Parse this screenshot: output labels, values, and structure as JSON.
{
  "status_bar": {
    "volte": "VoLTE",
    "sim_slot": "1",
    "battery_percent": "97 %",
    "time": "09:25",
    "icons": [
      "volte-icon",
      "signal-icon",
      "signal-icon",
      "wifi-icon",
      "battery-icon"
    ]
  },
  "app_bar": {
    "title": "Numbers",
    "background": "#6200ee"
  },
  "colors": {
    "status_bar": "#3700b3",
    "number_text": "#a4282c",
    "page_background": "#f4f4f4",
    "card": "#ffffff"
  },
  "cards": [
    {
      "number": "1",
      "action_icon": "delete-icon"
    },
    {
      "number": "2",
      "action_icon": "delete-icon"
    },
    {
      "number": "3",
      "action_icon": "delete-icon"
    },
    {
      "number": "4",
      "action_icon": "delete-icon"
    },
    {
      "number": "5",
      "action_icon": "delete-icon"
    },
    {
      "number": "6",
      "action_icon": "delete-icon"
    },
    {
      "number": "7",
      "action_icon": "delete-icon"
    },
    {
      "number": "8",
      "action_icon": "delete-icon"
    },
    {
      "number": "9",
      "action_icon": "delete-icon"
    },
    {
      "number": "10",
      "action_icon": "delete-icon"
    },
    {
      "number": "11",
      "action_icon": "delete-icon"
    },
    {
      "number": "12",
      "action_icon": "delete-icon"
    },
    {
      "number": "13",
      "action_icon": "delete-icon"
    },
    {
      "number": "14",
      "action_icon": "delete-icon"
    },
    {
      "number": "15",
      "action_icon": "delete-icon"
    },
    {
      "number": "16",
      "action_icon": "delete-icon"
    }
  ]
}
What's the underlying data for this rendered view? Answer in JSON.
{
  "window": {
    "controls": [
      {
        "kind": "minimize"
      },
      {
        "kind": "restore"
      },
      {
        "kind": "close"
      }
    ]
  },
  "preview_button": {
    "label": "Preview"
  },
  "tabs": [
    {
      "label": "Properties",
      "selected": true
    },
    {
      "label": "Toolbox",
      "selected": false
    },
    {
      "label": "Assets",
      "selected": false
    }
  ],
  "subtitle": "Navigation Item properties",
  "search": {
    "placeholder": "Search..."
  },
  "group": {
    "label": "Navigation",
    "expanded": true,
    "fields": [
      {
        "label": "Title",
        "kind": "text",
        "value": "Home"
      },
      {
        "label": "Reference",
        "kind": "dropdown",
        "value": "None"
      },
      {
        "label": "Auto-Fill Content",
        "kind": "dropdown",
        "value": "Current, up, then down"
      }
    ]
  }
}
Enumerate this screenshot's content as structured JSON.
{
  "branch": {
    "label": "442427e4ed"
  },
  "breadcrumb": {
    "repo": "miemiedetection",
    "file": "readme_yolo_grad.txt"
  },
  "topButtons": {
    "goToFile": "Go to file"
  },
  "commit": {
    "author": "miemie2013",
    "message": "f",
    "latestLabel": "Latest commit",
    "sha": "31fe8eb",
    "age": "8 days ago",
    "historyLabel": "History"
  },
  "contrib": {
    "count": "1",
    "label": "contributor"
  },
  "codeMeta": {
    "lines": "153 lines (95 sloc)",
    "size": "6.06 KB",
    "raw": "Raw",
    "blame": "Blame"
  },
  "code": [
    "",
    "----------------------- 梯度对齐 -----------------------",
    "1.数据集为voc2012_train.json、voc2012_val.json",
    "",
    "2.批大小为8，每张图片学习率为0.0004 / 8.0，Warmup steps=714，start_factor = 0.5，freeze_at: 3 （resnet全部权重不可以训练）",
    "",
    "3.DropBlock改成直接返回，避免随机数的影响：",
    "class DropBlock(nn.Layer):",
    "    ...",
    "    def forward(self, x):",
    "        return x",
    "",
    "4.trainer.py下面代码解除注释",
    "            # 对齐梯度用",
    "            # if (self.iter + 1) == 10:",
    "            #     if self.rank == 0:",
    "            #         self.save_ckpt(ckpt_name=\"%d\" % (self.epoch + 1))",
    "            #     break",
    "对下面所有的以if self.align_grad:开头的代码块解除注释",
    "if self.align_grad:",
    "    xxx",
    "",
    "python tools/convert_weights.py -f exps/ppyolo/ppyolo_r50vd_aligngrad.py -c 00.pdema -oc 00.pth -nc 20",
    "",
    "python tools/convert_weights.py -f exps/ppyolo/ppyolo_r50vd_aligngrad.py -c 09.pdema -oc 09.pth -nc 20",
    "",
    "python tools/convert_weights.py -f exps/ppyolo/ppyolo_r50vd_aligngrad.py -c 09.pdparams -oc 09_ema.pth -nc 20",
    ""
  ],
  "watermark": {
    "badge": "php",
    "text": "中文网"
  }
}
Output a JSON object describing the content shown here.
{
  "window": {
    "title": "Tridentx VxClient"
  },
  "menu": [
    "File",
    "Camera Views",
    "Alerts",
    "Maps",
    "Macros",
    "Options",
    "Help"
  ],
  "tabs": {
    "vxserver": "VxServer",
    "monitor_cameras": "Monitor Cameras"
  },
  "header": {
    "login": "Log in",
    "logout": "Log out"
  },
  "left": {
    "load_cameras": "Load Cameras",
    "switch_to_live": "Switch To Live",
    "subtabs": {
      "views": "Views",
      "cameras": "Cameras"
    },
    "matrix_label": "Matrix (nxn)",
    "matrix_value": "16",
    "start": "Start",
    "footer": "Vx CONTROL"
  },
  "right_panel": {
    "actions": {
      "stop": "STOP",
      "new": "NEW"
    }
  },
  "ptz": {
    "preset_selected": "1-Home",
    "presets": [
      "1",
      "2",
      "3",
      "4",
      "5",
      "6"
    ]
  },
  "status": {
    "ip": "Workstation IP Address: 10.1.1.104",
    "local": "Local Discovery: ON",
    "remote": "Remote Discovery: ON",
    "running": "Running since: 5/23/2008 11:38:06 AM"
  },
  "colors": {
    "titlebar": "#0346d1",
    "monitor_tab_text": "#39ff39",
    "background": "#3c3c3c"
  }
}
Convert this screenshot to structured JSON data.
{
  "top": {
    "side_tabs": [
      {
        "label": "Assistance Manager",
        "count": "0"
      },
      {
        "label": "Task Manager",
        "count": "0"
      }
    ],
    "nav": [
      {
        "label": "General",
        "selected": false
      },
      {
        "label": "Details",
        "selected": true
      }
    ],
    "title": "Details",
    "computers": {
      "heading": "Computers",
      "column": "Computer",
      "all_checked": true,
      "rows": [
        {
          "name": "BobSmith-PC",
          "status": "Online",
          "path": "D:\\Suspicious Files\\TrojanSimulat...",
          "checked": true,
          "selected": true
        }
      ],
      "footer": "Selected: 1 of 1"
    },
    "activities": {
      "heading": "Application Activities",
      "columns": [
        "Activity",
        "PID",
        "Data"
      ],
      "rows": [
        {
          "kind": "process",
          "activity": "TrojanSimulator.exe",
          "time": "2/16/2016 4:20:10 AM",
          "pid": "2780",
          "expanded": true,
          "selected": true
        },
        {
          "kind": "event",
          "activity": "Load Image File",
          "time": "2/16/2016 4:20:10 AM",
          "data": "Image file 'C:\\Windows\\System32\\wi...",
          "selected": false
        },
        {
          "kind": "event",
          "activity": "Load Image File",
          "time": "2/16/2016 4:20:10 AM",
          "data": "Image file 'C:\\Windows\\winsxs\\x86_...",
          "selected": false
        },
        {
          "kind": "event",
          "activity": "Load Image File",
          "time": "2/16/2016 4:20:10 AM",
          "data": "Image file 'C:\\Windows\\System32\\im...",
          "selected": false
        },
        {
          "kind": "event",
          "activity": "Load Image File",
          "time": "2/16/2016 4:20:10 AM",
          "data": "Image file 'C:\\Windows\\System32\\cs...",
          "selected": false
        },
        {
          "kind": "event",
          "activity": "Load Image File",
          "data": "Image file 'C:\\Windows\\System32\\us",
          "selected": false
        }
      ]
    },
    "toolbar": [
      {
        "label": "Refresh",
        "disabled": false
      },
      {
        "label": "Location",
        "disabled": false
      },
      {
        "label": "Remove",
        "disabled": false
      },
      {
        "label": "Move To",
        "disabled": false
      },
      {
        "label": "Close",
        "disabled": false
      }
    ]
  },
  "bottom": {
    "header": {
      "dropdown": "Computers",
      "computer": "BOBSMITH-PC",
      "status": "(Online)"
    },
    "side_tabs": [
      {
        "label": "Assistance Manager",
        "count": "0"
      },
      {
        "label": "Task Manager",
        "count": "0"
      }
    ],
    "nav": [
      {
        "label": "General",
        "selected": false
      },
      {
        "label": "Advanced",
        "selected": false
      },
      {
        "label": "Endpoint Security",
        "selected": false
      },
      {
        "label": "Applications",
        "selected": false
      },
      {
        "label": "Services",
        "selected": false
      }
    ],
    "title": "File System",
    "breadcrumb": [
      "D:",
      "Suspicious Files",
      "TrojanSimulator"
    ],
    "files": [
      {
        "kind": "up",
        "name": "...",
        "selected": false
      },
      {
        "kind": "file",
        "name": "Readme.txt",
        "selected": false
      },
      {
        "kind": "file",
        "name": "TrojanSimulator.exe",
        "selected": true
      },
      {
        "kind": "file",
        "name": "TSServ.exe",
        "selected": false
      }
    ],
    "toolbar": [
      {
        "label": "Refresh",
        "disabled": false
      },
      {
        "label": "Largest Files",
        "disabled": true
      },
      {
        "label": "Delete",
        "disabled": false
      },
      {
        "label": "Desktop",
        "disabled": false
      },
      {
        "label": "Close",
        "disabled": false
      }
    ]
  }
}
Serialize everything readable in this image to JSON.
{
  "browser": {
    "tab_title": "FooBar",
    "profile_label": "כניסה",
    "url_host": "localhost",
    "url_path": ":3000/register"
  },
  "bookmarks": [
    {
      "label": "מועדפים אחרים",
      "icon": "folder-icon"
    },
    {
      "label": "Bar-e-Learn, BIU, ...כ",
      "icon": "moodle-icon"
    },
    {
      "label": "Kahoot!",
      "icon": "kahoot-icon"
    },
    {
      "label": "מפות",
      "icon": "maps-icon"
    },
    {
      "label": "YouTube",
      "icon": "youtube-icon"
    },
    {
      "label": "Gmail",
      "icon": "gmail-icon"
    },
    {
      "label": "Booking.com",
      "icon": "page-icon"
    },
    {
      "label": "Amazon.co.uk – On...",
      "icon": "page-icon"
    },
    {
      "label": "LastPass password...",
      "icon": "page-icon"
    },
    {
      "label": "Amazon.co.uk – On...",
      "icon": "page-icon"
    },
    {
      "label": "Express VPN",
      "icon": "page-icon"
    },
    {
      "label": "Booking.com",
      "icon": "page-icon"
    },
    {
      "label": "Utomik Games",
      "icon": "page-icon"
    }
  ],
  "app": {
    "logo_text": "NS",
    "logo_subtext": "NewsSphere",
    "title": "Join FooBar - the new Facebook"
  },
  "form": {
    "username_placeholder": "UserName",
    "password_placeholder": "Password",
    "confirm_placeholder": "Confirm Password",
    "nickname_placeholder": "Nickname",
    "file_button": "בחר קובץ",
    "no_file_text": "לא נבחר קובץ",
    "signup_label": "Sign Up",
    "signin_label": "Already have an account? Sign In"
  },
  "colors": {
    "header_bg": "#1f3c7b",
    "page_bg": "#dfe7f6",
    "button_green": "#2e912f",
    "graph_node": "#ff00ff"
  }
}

• [What to do]: Give the count of lines in the listing above that include "python", with no other words.

• [Result of the exercise]: 3